→ Description of the task
Find each line with "JSON" and copy it.

→ Material for this task
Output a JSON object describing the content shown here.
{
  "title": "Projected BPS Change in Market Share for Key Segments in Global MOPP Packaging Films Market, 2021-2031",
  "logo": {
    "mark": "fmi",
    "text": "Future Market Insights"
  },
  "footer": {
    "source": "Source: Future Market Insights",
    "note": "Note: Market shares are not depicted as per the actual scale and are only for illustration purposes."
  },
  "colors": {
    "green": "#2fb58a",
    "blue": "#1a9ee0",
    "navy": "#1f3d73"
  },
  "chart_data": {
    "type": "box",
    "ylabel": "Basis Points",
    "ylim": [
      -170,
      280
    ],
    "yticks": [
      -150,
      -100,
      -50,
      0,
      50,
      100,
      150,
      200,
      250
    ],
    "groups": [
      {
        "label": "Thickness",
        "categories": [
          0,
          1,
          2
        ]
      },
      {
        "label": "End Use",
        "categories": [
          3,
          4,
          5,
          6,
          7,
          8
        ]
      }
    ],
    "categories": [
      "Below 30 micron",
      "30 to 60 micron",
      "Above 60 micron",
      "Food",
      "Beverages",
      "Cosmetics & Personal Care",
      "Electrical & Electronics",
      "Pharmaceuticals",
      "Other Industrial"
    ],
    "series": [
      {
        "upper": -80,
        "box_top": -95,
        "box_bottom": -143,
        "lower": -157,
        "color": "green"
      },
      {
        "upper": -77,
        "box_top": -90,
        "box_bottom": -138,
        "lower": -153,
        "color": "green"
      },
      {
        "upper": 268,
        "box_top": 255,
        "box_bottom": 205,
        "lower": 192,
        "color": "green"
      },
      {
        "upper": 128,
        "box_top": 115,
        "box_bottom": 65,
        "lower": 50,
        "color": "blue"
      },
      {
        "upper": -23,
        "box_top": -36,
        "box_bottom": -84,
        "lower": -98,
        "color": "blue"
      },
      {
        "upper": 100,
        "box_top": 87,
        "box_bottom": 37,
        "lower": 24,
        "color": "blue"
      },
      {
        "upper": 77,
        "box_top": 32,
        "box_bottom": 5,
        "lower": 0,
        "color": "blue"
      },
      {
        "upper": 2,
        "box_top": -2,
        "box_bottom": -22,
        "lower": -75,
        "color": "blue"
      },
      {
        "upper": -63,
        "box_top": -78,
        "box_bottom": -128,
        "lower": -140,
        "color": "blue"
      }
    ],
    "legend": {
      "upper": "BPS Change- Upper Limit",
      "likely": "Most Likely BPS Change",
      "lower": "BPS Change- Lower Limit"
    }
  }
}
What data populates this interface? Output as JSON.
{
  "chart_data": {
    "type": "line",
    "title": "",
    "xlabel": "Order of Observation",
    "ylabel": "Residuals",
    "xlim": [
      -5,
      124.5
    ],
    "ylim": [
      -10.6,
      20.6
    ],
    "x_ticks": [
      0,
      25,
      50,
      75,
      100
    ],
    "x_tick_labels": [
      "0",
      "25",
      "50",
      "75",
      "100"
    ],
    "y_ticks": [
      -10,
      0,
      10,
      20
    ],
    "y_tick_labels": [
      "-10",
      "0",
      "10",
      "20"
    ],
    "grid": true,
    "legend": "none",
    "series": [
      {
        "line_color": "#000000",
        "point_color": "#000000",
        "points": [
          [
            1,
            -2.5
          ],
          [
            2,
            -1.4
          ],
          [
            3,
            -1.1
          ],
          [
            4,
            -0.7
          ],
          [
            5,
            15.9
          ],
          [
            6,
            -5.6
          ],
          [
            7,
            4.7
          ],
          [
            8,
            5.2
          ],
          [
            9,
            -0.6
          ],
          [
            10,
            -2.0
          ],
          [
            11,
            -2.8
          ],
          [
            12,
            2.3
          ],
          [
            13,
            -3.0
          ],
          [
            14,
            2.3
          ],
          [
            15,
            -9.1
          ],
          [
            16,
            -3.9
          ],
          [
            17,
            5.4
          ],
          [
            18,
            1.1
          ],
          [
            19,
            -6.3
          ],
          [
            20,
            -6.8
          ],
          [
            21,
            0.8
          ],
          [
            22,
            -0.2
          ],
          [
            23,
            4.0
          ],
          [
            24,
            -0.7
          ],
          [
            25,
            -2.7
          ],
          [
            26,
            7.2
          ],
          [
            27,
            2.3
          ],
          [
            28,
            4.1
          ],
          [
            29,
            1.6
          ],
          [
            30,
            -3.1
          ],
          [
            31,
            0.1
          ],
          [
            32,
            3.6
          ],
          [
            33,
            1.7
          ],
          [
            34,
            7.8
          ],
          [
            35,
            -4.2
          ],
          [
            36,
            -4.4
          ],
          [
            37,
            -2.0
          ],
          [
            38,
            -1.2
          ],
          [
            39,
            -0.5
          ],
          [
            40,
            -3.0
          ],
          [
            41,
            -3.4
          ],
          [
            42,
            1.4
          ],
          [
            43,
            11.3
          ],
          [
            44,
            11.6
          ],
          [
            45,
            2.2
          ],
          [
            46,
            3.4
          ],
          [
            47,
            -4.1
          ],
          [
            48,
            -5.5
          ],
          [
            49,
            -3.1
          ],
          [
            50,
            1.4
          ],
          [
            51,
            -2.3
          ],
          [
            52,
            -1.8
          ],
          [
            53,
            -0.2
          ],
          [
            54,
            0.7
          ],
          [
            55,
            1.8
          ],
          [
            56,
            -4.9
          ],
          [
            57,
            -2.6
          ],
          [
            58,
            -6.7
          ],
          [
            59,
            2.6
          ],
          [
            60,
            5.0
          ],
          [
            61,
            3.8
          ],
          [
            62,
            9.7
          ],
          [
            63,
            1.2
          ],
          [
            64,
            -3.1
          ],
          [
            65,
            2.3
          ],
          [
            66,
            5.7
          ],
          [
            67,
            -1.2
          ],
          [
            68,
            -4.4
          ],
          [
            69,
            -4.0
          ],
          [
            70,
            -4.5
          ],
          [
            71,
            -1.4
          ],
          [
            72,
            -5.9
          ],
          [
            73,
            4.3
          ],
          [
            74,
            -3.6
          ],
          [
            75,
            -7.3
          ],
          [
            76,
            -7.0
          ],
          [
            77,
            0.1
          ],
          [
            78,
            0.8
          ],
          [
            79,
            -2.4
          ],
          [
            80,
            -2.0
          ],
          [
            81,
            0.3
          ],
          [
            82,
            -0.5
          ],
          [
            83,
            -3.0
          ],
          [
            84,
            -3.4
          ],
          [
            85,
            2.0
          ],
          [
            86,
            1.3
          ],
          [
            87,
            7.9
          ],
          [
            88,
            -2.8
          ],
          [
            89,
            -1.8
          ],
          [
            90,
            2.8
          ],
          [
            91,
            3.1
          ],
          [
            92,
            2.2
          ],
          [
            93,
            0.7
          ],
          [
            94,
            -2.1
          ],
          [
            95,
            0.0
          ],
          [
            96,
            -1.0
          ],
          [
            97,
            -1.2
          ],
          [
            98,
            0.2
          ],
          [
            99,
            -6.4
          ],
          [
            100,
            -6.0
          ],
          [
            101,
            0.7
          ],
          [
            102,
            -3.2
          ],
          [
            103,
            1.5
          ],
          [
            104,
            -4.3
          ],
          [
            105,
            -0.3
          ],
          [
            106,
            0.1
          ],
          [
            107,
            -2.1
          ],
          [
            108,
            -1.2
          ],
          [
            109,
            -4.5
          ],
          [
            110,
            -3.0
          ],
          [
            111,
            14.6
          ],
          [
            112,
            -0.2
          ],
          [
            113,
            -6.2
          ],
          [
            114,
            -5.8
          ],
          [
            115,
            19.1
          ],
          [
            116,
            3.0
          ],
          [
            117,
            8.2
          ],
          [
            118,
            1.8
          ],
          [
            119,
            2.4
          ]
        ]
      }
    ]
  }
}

→ Finished task
Output a JSON object describing the content shown here.
What data populates this interface? Output as JSON.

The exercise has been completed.